Stated problem:
Using the material below, copy every line where "this" appears.

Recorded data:
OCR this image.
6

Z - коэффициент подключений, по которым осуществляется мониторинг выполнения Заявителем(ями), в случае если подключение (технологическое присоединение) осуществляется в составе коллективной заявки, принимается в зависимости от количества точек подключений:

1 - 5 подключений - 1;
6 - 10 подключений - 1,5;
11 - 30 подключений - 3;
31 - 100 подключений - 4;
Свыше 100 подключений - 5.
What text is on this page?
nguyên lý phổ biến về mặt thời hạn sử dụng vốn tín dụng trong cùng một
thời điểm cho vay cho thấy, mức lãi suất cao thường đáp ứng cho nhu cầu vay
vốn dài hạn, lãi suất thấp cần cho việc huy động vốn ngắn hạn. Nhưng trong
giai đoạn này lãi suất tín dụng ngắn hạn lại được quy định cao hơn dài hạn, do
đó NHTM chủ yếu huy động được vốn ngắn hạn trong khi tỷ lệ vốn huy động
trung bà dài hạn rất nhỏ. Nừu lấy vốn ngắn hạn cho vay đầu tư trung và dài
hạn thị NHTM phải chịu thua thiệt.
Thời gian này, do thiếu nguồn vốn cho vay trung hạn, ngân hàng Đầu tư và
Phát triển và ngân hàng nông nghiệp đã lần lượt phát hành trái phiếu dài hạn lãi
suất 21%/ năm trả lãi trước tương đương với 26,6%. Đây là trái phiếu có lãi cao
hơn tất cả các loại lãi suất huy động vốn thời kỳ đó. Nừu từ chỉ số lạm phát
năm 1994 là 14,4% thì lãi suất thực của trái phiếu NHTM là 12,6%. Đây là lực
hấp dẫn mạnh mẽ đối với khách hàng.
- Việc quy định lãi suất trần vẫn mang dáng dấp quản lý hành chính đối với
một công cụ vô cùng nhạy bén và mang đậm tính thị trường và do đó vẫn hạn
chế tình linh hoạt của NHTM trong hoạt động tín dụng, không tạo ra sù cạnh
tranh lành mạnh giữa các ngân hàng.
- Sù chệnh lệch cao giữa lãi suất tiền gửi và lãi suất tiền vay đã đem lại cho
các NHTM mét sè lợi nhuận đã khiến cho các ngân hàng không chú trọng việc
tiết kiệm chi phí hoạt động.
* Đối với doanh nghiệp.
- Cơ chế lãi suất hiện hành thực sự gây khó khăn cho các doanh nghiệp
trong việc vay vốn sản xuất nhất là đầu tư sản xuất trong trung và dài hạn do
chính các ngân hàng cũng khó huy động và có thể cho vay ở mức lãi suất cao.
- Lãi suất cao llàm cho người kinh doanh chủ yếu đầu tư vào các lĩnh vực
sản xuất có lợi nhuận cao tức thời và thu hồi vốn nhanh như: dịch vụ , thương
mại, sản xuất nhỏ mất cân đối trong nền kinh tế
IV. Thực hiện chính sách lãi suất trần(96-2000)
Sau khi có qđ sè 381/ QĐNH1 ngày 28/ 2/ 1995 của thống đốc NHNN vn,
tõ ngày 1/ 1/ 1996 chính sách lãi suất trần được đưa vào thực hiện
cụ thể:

Reply to the exercise:
OCR this image.
What text is on this page?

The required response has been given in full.